Rows from a figure dataset:
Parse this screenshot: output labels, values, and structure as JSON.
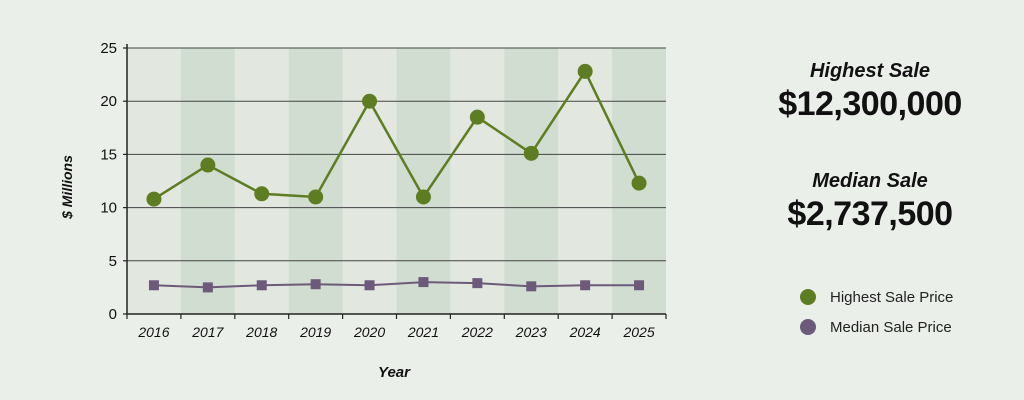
{
  "chart_data": {
    "type": "line",
    "title": "",
    "xlabel": "Year",
    "ylabel": "$ Millions",
    "categories": [
      "2016",
      "2017",
      "2018",
      "2019",
      "2020",
      "2021",
      "2022",
      "2023",
      "2024",
      "2025"
    ],
    "ylim": [
      0,
      25
    ],
    "yticks": [
      0,
      5,
      10,
      15,
      20,
      25
    ],
    "grid": true,
    "legend_position": "right",
    "series": [
      {
        "name": "Highest Sale Price",
        "color": "#5e7d22",
        "marker": "circle",
        "values": [
          10.8,
          14.0,
          11.3,
          11.0,
          20.0,
          11.0,
          18.5,
          15.1,
          22.8,
          12.3
        ]
      },
      {
        "name": "Median Sale Price",
        "color": "#6c5a7a",
        "marker": "square",
        "values": [
          2.7,
          2.5,
          2.7,
          2.8,
          2.7,
          3.0,
          2.9,
          2.6,
          2.7,
          2.7
        ]
      }
    ]
  },
  "stats": {
    "highest_label": "Highest Sale",
    "highest_value": "$12,300,000",
    "median_label": "Median Sale",
    "median_value": "$2,737,500"
  },
  "colors": {
    "background": "#ebefea",
    "band_light": "#e2e8df",
    "band_dark": "#d1ddd0",
    "gridline": "#444444"
  }
}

* WHAT THE TASK REQUIRES:
Reproduce each entry verbatim, excluding any embedded images.

* PROBLEM SOLUTION:
Parse this screenshot: output labels, values, and structure as JSON.
{
  "chart_data": {
    "type": "line",
    "title": "",
    "xlabel": "Year",
    "ylabel": "$ Millions",
    "categories": [
      "2016",
      "2017",
      "2018",
      "2019",
      "2020",
      "2021",
      "2022",
      "2023",
      "2024",
      "2025"
    ],
    "ylim": [
      0,
      25
    ],
    "yticks": [
      0,
      5,
      10,
      15,
      20,
      25
    ],
    "grid": true,
    "legend_position": "right",
    "series": [
      {
        "name": "Highest Sale Price",
        "color": "#5e7d22",
        "marker": "circle",
        "values": [
          10.8,
          14.0,
          11.3,
          11.0,
          20.0,
          11.0,
          18.5,
          15.1,
          22.8,
          12.3
        ]
      },
      {
        "name": "Median Sale Price",
        "color": "#6c5a7a",
        "marker": "square",
        "values": [
          2.7,
          2.5,
          2.7,
          2.8,
          2.7,
          3.0,
          2.9,
          2.6,
          2.7,
          2.7
        ]
      }
    ]
  },
  "stats": {
    "highest_label": "Highest Sale",
    "highest_value": "$12,300,000",
    "median_label": "Median Sale",
    "median_value": "$2,737,500"
  },
  "colors": {
    "background": "#ebefea",
    "band_light": "#e2e8df",
    "band_dark": "#d1ddd0",
    "gridline": "#444444"
  }
}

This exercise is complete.